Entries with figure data
-- BEGIN --

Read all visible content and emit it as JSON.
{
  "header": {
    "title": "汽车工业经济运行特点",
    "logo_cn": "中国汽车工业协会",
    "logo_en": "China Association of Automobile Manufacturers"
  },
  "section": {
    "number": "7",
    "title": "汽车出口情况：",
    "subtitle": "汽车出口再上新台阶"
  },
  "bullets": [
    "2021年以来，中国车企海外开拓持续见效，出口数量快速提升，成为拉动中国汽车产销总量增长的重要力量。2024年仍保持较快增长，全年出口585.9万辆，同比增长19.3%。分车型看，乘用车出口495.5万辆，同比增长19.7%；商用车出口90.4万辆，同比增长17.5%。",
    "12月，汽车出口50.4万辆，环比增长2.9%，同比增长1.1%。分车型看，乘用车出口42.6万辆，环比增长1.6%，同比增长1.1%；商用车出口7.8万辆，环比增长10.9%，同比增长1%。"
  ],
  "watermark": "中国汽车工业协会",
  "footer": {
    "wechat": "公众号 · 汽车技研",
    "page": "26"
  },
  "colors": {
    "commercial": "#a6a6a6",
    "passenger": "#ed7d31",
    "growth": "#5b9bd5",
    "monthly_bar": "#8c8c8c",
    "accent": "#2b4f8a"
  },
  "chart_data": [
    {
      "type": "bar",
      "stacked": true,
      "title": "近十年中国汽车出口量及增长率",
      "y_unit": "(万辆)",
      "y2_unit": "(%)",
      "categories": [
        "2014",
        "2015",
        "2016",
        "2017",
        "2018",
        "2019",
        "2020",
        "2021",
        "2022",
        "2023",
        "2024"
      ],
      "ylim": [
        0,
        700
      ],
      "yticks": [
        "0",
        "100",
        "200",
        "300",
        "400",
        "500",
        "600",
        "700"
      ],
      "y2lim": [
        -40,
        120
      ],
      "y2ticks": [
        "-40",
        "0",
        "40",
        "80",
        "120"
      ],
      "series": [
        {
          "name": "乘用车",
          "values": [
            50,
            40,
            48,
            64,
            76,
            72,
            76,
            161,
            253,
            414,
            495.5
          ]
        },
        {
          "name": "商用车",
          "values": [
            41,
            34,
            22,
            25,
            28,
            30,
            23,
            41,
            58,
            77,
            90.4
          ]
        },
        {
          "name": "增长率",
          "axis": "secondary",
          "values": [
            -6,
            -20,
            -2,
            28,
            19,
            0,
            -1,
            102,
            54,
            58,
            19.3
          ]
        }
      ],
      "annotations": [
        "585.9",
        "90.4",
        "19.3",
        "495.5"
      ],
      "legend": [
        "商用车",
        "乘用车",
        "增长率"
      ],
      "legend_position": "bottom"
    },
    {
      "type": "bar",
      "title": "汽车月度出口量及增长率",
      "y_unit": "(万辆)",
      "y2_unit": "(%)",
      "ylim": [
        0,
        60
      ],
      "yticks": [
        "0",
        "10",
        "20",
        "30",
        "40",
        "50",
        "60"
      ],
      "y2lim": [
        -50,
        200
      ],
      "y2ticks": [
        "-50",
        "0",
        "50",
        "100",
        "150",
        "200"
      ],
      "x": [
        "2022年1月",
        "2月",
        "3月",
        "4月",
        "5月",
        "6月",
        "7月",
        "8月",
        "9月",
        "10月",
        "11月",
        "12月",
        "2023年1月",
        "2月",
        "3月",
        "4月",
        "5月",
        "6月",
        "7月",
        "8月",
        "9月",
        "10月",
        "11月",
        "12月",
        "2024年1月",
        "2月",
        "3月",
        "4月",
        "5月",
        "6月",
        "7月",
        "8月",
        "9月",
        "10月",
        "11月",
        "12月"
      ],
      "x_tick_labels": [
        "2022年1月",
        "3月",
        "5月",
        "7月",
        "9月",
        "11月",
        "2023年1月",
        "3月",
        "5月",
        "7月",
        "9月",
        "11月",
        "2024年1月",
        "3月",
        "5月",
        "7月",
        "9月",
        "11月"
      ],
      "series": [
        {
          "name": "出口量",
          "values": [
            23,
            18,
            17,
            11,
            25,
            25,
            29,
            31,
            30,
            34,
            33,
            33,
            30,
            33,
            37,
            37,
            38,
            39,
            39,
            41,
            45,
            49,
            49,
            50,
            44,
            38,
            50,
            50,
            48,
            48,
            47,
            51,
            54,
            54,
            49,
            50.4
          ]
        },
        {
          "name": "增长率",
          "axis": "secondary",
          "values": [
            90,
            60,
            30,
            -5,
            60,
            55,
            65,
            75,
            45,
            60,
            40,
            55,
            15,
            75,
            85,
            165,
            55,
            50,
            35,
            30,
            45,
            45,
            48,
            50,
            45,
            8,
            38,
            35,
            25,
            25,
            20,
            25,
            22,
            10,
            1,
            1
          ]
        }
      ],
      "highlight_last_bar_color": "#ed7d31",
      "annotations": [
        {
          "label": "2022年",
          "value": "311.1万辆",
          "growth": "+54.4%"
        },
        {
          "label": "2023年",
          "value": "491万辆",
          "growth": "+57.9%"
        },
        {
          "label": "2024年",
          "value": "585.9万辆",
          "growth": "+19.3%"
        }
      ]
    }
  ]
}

-- END --

## [What you need to do]
Type the material above out again, exactly.

## [Written response]
Read all visible content and emit it as JSON.
{
  "header": {
    "title": "汽车工业经济运行特点",
    "logo_cn": "中国汽车工业协会",
    "logo_en": "China Association of Automobile Manufacturers"
  },
  "section": {
    "number": "7",
    "title": "汽车出口情况：",
    "subtitle": "汽车出口再上新台阶"
  },
  "bullets": [
    "2021年以来，中国车企海外开拓持续见效，出口数量快速提升，成为拉动中国汽车产销总量增长的重要力量。2024年仍保持较快增长，全年出口585.9万辆，同比增长19.3%。分车型看，乘用车出口495.5万辆，同比增长19.7%；商用车出口90.4万辆，同比增长17.5%。",
    "12月，汽车出口50.4万辆，环比增长2.9%，同比增长1.1%。分车型看，乘用车出口42.6万辆，环比增长1.6%，同比增长1.1%；商用车出口7.8万辆，环比增长10.9%，同比增长1%。"
  ],
  "watermark": "中国汽车工业协会",
  "footer": {
    "wechat": "公众号 · 汽车技研",
    "page": "26"
  },
  "colors": {
    "commercial": "#a6a6a6",
    "passenger": "#ed7d31",
    "growth": "#5b9bd5",
    "monthly_bar": "#8c8c8c",
    "accent": "#2b4f8a"
  },
  "chart_data": [
    {
      "type": "bar",
      "stacked": true,
      "title": "近十年中国汽车出口量及增长率",
      "y_unit": "(万辆)",
      "y2_unit": "(%)",
      "categories": [
        "2014",
        "2015",
        "2016",
        "2017",
        "2018",
        "2019",
        "2020",
        "2021",
        "2022",
        "2023",
        "2024"
      ],
      "ylim": [
        0,
        700
      ],
      "yticks": [
        "0",
        "100",
        "200",
        "300",
        "400",
        "500",
        "600",
        "700"
      ],
      "y2lim": [
        -40,
        120
      ],
      "y2ticks": [
        "-40",
        "0",
        "40",
        "80",
        "120"
      ],
      "series": [
        {
          "name": "乘用车",
          "values": [
            50,
            40,
            48,
            64,
            76,
            72,
            76,
            161,
            253,
            414,
            495.5
          ]
        },
        {
          "name": "商用车",
          "values": [
            41,
            34,
            22,
            25,
            28,
            30,
            23,
            41,
            58,
            77,
            90.4
          ]
        },
        {
          "name": "增长率",
          "axis": "secondary",
          "values": [
            -6,
            -20,
            -2,
            28,
            19,
            0,
            -1,
            102,
            54,
            58,
            19.3
          ]
        }
      ],
      "annotations": [
        "585.9",
        "90.4",
        "19.3",
        "495.5"
      ],
      "legend": [
        "商用车",
        "乘用车",
        "增长率"
      ],
      "legend_position": "bottom"
    },
    {
      "type": "bar",
      "title": "汽车月度出口量及增长率",
      "y_unit": "(万辆)",
      "y2_unit": "(%)",
      "ylim": [
        0,
        60
      ],
      "yticks": [
        "0",
        "10",
        "20",
        "30",
        "40",
        "50",
        "60"
      ],
      "y2lim": [
        -50,
        200
      ],
      "y2ticks": [
        "-50",
        "0",
        "50",
        "100",
        "150",
        "200"
      ],
      "x": [
        "2022年1月",
        "2月",
        "3月",
        "4月",
        "5月",
        "6月",
        "7月",
        "8月",
        "9月",
        "10月",
        "11月",
        "12月",
        "2023年1月",
        "2月",
        "3月",
        "4月",
        "5月",
        "6月",
        "7月",
        "8月",
        "9月",
        "10月",
        "11月",
        "12月",
        "2024年1月",
        "2月",
        "3月",
        "4月",
        "5月",
        "6月",
        "7月",
        "8月",
        "9月",
        "10月",
        "11月",
        "12月"
      ],
      "x_tick_labels": [
        "2022年1月",
        "3月",
        "5月",
        "7月",
        "9月",
        "11月",
        "2023年1月",
        "3月",
        "5月",
        "7月",
        "9月",
        "11月",
        "2024年1月",
        "3月",
        "5月",
        "7月",
        "9月",
        "11月"
      ],
      "series": [
        {
          "name": "出口量",
          "values": [
            23,
            18,
            17,
            11,
            25,
            25,
            29,
            31,
            30,
            34,
            33,
            33,
            30,
            33,
            37,
            37,
            38,
            39,
            39,
            41,
            45,
            49,
            49,
            50,
            44,
            38,
            50,
            50,
            48,
            48,
            47,
            51,
            54,
            54,
            49,
            50.4
          ]
        },
        {
          "name": "增长率",
          "axis": "secondary",
          "values": [
            90,
            60,
            30,
            -5,
            60,
            55,
            65,
            75,
            45,
            60,
            40,
            55,
            15,
            75,
            85,
            165,
            55,
            50,
            35,
            30,
            45,
            45,
            48,
            50,
            45,
            8,
            38,
            35,
            25,
            25,
            20,
            25,
            22,
            10,
            1,
            1
          ]
        }
      ],
      "highlight_last_bar_color": "#ed7d31",
      "annotations": [
        {
          "label": "2022年",
          "value": "311.1万辆",
          "growth": "+54.4%"
        },
        {
          "label": "2023年",
          "value": "491万辆",
          "growth": "+57.9%"
        },
        {
          "label": "2024年",
          "value": "585.9万辆",
          "growth": "+19.3%"
        }
      ]
    }
  ]
}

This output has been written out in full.